Do this. Using the records below, locate all lines containing "humanista" and return them.

[Data entries for graphics]
==============================

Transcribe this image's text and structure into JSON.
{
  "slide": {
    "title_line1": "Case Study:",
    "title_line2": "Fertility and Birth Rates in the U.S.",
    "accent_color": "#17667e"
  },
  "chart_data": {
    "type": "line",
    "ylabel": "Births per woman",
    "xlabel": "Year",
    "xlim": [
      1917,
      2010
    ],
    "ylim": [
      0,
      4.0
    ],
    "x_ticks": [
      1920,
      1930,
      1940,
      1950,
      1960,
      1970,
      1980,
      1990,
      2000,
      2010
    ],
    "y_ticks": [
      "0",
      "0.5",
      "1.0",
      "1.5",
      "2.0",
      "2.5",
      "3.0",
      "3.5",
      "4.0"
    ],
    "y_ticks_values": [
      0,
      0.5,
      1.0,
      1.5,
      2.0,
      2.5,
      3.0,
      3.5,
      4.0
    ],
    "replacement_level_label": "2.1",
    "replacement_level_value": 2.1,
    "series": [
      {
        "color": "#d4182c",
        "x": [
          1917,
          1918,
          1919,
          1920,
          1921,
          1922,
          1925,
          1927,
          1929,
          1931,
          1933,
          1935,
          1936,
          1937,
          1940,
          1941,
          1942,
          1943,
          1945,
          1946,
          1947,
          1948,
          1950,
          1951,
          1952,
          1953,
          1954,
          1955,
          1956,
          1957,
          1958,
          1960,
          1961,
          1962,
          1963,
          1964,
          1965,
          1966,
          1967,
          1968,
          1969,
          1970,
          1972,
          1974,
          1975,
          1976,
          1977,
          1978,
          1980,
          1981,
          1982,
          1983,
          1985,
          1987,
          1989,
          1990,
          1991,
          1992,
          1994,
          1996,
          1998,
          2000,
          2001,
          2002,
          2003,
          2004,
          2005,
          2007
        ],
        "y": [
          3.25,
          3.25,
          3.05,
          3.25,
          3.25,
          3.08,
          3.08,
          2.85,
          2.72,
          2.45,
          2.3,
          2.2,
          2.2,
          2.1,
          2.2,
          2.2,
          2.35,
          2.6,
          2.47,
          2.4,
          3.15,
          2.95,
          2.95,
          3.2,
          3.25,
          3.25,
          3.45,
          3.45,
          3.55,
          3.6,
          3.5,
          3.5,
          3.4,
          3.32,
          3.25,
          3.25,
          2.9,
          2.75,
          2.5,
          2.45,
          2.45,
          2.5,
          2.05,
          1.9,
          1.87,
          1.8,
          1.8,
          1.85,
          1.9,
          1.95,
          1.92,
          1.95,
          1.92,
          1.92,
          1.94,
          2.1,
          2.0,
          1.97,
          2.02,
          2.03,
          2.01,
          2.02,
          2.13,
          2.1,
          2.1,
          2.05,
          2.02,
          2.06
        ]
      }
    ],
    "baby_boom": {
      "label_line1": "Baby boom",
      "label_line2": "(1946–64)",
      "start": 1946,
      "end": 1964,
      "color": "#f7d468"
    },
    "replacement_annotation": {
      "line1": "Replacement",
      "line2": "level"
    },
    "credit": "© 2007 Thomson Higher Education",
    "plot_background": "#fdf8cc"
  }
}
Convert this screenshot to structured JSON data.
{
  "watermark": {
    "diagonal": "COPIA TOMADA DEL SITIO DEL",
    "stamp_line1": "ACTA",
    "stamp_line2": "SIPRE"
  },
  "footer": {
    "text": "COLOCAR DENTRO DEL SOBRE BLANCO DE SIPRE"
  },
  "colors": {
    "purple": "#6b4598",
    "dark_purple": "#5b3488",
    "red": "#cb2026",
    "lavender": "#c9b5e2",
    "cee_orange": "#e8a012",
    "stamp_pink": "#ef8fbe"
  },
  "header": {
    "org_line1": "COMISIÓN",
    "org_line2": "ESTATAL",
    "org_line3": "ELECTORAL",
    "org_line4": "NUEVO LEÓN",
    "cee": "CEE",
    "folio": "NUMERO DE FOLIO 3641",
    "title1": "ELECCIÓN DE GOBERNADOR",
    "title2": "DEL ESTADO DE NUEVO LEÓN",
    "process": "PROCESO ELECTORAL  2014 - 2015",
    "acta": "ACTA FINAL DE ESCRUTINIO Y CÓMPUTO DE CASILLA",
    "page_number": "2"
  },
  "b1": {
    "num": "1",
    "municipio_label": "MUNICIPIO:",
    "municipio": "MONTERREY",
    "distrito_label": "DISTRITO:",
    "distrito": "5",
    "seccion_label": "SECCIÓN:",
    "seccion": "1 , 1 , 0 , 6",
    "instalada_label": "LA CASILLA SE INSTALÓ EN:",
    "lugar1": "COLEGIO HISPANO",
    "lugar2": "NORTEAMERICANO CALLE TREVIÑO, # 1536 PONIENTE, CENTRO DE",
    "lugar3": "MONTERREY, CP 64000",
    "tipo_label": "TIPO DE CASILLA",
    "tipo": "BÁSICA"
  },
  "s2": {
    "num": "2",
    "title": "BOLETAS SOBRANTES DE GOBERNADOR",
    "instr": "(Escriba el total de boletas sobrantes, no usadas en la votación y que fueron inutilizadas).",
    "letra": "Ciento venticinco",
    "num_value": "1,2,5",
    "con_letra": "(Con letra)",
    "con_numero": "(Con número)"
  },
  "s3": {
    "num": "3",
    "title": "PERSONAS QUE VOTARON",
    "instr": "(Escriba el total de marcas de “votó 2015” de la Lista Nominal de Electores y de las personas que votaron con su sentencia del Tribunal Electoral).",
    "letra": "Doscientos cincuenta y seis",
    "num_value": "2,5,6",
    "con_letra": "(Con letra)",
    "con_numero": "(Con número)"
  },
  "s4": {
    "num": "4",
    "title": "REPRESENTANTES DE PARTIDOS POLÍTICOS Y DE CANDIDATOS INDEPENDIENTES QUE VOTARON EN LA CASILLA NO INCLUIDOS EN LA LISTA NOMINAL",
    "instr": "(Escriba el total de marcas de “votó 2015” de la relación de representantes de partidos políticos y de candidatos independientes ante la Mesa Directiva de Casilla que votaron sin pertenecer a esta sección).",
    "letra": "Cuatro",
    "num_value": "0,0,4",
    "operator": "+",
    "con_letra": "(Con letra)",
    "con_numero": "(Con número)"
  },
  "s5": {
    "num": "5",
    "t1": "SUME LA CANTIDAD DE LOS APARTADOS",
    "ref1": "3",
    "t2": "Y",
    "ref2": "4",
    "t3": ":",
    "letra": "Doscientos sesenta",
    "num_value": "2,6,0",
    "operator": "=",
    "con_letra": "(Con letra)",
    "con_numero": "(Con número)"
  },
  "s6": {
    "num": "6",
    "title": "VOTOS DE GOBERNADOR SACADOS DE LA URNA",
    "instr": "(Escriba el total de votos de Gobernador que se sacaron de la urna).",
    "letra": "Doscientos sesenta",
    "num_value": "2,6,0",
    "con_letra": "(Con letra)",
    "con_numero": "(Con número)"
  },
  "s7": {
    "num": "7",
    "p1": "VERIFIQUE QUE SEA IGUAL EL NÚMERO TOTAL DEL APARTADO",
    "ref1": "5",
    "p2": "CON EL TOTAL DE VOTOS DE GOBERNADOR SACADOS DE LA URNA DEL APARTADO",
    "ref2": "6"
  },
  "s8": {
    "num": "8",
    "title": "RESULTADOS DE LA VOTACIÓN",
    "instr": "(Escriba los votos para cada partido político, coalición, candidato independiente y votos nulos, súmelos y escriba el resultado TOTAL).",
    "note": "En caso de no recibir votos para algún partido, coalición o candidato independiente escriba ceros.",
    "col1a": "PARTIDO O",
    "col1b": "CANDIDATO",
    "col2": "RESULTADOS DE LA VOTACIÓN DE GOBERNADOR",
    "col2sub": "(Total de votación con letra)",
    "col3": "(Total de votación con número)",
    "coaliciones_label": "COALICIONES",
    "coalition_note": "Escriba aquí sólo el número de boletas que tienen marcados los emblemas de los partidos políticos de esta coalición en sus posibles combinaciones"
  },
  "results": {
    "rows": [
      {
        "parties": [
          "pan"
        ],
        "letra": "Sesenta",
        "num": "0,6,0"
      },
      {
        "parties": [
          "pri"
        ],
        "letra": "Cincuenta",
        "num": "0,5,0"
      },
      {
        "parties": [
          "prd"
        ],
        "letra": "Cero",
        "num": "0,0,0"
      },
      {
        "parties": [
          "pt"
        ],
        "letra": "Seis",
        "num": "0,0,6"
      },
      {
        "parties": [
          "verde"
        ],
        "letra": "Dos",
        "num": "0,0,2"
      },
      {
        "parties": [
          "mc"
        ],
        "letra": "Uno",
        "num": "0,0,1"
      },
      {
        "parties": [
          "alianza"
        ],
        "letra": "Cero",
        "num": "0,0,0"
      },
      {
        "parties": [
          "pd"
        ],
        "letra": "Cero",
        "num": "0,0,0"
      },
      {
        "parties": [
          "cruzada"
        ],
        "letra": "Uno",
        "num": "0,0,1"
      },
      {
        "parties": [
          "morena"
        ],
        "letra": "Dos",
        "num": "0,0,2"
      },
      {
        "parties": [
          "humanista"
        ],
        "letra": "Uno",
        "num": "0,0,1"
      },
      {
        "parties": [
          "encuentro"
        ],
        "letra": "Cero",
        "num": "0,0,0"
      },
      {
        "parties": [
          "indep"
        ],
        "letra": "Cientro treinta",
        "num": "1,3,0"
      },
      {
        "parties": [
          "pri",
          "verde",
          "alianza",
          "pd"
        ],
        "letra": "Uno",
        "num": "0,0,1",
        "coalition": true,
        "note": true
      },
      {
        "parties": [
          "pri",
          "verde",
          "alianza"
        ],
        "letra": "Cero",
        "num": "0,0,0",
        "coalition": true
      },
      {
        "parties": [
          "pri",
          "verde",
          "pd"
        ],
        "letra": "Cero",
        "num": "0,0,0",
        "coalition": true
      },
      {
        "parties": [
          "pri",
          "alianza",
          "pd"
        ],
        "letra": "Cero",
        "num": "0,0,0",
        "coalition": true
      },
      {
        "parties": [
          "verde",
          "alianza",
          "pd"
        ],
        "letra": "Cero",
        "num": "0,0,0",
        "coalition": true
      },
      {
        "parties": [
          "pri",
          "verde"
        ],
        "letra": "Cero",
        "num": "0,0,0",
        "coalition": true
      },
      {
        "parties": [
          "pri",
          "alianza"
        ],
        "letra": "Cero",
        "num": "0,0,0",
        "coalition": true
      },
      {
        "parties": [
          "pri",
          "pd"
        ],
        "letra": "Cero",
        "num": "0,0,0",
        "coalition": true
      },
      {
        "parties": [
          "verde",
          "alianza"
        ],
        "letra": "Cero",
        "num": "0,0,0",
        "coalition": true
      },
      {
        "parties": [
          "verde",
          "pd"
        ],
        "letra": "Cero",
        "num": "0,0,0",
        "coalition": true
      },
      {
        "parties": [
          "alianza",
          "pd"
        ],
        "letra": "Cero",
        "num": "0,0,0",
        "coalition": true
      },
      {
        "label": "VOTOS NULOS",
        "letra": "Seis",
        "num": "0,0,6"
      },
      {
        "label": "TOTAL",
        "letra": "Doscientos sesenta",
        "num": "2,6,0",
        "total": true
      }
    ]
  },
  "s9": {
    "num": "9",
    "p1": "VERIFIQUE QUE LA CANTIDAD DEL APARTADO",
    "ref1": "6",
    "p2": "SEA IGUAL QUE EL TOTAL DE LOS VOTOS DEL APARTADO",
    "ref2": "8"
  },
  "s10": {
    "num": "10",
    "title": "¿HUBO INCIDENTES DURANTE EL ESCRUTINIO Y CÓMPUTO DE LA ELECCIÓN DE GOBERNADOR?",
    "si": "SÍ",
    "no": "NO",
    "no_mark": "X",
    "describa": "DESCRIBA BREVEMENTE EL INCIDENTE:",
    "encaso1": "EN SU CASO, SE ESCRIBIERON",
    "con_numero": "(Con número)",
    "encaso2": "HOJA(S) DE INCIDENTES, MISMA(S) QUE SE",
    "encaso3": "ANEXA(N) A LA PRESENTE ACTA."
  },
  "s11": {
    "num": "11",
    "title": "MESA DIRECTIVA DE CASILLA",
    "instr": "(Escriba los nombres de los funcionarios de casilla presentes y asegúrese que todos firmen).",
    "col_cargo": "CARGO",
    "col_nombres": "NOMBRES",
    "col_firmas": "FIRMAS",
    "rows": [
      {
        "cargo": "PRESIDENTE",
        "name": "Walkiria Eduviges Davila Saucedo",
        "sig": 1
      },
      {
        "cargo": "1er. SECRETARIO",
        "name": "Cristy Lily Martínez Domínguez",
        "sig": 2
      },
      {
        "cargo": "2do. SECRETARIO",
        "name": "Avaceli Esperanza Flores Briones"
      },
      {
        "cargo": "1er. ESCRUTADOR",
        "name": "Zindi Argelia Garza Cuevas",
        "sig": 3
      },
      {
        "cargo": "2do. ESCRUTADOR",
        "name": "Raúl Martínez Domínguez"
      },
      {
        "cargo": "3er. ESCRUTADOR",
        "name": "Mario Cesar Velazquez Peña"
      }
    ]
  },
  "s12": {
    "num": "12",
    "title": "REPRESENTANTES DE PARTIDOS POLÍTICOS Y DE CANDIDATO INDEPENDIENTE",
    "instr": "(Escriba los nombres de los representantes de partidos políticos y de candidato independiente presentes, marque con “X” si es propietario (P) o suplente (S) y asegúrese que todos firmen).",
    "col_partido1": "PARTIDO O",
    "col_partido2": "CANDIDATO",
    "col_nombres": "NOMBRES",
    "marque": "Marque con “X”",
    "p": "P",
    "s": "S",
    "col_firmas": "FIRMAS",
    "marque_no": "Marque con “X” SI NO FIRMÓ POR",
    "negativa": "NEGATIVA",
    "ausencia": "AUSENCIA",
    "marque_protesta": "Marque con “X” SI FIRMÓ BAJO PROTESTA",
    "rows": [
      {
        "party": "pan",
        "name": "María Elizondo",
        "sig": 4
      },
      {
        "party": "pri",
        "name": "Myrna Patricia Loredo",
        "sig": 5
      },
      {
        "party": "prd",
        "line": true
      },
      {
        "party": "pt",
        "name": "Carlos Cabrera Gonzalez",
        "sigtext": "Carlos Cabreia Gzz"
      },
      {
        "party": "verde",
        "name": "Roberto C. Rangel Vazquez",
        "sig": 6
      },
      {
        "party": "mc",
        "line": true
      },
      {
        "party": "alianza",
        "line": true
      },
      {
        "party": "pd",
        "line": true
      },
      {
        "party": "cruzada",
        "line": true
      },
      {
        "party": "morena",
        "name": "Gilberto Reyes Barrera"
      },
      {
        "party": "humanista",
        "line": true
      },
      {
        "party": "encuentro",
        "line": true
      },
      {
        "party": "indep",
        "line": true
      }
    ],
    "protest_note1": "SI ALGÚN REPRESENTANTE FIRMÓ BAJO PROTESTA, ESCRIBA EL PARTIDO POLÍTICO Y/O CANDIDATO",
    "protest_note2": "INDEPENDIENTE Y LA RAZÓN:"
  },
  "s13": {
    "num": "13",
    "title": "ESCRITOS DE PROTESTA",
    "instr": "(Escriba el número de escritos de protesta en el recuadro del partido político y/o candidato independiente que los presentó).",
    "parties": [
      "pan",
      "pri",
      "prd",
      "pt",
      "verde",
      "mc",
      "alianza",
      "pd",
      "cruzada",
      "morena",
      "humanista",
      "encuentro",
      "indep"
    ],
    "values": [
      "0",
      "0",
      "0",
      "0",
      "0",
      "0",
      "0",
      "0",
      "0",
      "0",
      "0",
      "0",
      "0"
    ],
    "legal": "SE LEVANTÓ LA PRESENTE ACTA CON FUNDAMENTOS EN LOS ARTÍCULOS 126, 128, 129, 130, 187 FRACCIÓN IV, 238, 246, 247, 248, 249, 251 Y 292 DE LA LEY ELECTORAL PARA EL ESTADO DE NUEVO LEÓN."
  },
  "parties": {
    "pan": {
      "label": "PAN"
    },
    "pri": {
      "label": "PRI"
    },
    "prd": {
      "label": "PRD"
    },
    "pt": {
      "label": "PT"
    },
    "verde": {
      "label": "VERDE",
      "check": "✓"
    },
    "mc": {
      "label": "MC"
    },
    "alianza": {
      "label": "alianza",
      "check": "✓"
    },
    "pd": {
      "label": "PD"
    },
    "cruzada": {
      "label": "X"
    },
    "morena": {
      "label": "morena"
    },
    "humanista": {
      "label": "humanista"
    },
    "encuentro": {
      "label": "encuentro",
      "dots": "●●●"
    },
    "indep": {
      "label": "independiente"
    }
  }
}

==============================

Answer below.
          "humanista"
        "party": "humanista",
      "humanista",
    "humanista": {
      "label": "humanista"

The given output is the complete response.